** begin DATA TO PROCESS **

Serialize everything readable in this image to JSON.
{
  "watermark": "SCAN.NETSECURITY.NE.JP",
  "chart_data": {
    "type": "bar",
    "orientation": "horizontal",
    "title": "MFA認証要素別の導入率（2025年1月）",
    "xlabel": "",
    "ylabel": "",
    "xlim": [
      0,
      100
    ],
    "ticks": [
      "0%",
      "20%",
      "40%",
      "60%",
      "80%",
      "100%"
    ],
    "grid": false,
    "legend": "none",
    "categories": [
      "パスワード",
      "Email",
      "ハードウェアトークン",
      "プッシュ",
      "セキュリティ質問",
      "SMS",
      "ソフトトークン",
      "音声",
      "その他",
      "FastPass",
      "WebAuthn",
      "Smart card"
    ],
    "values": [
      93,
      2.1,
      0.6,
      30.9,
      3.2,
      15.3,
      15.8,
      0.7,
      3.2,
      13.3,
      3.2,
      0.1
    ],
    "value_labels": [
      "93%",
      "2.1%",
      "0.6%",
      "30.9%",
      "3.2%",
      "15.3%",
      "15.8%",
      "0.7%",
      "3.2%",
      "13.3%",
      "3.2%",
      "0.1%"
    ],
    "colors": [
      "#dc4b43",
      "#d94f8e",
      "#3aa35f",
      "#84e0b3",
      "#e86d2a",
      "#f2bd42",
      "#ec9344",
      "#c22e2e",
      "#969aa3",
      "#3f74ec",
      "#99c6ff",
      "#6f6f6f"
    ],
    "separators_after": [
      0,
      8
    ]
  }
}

** end DATA TO PROCESS **

Transcribe the whole listing with nothing added or left out.

Serialize everything readable in this image to JSON.
{
  "watermark": "SCAN.NETSECURITY.NE.JP",
  "chart_data": {
    "type": "bar",
    "orientation": "horizontal",
    "title": "MFA認証要素別の導入率（2025年1月）",
    "xlabel": "",
    "ylabel": "",
    "xlim": [
      0,
      100
    ],
    "ticks": [
      "0%",
      "20%",
      "40%",
      "60%",
      "80%",
      "100%"
    ],
    "grid": false,
    "legend": "none",
    "categories": [
      "パスワード",
      "Email",
      "ハードウェアトークン",
      "プッシュ",
      "セキュリティ質問",
      "SMS",
      "ソフトトークン",
      "音声",
      "その他",
      "FastPass",
      "WebAuthn",
      "Smart card"
    ],
    "values": [
      93,
      2.1,
      0.6,
      30.9,
      3.2,
      15.3,
      15.8,
      0.7,
      3.2,
      13.3,
      3.2,
      0.1
    ],
    "value_labels": [
      "93%",
      "2.1%",
      "0.6%",
      "30.9%",
      "3.2%",
      "15.3%",
      "15.8%",
      "0.7%",
      "3.2%",
      "13.3%",
      "3.2%",
      "0.1%"
    ],
    "colors": [
      "#dc4b43",
      "#d94f8e",
      "#3aa35f",
      "#84e0b3",
      "#e86d2a",
      "#f2bd42",
      "#ec9344",
      "#c22e2e",
      "#969aa3",
      "#3f74ec",
      "#99c6ff",
      "#6f6f6f"
    ],
    "separators_after": [
      0,
      8
    ]
  }
}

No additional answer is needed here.